* Begin Items *
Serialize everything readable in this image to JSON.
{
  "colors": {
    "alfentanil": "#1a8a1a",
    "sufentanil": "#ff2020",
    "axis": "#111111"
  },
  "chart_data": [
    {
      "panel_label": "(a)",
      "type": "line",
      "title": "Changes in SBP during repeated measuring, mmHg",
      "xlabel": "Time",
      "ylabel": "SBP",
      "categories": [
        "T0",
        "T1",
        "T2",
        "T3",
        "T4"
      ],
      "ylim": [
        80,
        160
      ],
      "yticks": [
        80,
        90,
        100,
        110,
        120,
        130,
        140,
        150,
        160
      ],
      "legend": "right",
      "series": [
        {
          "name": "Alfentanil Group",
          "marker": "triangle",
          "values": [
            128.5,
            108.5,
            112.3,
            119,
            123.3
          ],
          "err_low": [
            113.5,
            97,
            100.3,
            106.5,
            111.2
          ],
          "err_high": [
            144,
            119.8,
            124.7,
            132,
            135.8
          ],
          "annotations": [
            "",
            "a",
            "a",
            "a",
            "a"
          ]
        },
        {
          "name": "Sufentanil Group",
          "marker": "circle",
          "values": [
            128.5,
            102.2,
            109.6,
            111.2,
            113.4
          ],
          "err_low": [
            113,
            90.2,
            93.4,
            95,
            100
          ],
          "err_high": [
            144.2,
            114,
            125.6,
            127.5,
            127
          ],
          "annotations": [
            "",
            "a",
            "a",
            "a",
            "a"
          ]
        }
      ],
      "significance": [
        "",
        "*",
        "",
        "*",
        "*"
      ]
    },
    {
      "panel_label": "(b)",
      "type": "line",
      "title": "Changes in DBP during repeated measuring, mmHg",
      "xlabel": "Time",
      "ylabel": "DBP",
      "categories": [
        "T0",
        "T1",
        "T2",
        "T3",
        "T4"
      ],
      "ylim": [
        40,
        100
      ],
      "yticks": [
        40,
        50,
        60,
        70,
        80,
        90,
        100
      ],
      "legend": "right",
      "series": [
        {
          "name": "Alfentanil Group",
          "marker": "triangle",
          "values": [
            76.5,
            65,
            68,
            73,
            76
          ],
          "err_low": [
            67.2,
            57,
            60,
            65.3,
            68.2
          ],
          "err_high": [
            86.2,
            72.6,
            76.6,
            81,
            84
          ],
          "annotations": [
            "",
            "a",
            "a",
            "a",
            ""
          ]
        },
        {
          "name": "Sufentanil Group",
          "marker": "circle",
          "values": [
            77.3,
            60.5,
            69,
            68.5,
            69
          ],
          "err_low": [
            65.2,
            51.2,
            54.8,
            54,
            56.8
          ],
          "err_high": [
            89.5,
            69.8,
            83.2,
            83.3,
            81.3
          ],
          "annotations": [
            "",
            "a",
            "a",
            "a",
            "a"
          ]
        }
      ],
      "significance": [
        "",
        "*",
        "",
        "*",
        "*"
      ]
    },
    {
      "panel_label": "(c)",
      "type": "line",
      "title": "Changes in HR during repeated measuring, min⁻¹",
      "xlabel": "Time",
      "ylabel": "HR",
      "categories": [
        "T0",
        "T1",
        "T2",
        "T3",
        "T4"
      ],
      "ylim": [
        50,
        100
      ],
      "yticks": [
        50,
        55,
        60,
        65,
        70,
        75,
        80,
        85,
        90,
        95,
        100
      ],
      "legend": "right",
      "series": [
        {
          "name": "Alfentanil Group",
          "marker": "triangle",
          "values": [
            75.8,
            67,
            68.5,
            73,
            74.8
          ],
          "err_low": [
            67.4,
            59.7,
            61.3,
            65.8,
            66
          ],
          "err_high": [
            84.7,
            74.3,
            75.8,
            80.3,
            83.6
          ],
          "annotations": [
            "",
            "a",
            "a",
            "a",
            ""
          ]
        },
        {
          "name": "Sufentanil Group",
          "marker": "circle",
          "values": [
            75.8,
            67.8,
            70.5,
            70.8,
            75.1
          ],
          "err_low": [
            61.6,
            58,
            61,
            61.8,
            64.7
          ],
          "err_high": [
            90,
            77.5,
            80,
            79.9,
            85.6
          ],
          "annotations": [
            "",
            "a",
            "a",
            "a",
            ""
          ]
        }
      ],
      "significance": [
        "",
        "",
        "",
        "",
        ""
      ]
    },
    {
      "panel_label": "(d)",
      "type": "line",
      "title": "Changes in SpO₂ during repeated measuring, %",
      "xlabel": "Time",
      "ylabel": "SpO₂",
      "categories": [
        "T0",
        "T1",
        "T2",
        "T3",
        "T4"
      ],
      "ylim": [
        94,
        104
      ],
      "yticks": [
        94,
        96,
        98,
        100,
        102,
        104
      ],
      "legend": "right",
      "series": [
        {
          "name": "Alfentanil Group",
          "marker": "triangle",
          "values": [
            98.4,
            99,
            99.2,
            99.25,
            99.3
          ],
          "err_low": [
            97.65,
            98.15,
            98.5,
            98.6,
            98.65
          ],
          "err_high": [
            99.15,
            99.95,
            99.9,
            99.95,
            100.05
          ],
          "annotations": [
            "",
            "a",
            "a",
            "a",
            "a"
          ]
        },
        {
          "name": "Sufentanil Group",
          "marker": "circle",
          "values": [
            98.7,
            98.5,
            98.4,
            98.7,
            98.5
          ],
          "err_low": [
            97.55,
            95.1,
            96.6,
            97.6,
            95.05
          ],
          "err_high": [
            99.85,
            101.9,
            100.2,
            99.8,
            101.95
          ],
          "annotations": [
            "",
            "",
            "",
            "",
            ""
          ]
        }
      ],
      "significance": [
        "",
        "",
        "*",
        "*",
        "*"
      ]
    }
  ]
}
* End Items *
* Begin Items *
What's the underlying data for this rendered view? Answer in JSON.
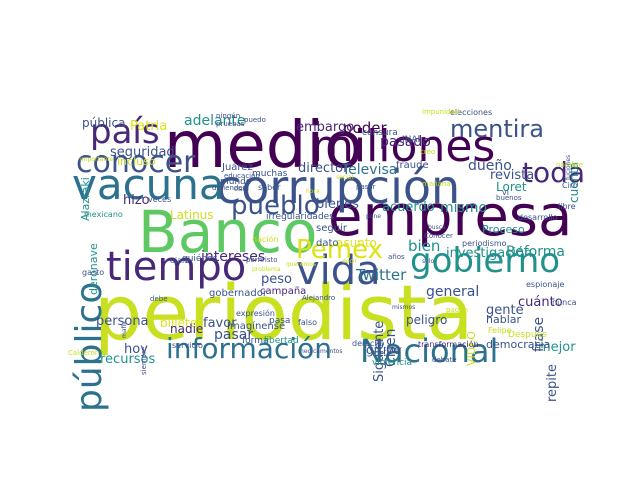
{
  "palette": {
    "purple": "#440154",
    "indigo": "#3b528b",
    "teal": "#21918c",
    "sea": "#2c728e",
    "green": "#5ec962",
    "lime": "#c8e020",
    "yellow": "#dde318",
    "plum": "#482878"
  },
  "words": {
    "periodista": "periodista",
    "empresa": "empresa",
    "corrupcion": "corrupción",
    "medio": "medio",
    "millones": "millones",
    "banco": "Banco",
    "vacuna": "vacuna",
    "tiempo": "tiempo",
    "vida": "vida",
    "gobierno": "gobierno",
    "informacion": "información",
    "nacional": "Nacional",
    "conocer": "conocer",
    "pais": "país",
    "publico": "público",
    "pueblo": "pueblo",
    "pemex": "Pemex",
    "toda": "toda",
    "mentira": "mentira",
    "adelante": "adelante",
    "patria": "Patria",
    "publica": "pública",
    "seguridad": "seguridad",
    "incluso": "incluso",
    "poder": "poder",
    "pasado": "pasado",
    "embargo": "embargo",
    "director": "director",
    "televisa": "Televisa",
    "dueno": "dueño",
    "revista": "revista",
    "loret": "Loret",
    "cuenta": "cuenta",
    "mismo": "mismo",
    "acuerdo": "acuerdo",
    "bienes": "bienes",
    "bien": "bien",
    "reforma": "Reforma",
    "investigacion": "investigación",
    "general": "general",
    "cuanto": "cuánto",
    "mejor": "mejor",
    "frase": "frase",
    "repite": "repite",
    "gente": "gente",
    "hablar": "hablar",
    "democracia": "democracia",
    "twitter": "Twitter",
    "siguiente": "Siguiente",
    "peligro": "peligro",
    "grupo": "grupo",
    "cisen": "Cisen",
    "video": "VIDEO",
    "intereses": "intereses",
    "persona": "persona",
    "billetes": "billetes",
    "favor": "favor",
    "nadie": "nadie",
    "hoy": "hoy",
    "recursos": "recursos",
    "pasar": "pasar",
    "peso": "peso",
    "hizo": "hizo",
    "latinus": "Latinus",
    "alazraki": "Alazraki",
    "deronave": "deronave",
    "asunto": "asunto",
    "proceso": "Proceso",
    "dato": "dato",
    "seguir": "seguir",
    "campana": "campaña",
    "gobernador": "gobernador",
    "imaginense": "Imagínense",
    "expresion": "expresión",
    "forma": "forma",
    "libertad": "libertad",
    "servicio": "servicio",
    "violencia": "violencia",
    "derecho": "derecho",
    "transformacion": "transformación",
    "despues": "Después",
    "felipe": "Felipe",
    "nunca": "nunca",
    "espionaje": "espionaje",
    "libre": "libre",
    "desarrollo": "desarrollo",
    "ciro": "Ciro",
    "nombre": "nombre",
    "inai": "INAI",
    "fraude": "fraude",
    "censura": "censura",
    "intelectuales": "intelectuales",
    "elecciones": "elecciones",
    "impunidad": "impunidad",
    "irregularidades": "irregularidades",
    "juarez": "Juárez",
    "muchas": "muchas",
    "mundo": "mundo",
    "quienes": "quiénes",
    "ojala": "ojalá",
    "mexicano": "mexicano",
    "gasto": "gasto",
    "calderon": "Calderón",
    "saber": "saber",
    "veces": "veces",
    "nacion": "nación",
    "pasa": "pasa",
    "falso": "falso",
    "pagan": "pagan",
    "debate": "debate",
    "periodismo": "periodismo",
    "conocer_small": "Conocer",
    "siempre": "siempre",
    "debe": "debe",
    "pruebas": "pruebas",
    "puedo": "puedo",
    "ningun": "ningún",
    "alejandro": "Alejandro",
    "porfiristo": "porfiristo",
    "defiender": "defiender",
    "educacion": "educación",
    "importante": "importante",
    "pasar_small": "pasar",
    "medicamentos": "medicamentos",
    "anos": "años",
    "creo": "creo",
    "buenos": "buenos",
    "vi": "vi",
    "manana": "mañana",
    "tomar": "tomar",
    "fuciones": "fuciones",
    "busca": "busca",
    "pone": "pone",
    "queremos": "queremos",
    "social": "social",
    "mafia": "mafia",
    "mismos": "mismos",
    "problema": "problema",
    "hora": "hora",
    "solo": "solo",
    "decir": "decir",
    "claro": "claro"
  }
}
* End Items *
◆ Problem ◆
Show the lines that mention the word "title".

◆ Answer to the exercise ◆
      "title": "Changes in SBP during repeated measuring, mmHg",
      "title": "Changes in DBP during repeated measuring, mmHg",
      "title": "Changes in HR during repeated measuring, min⁻¹",
      "title": "Changes in SpO₂ during repeated measuring, %",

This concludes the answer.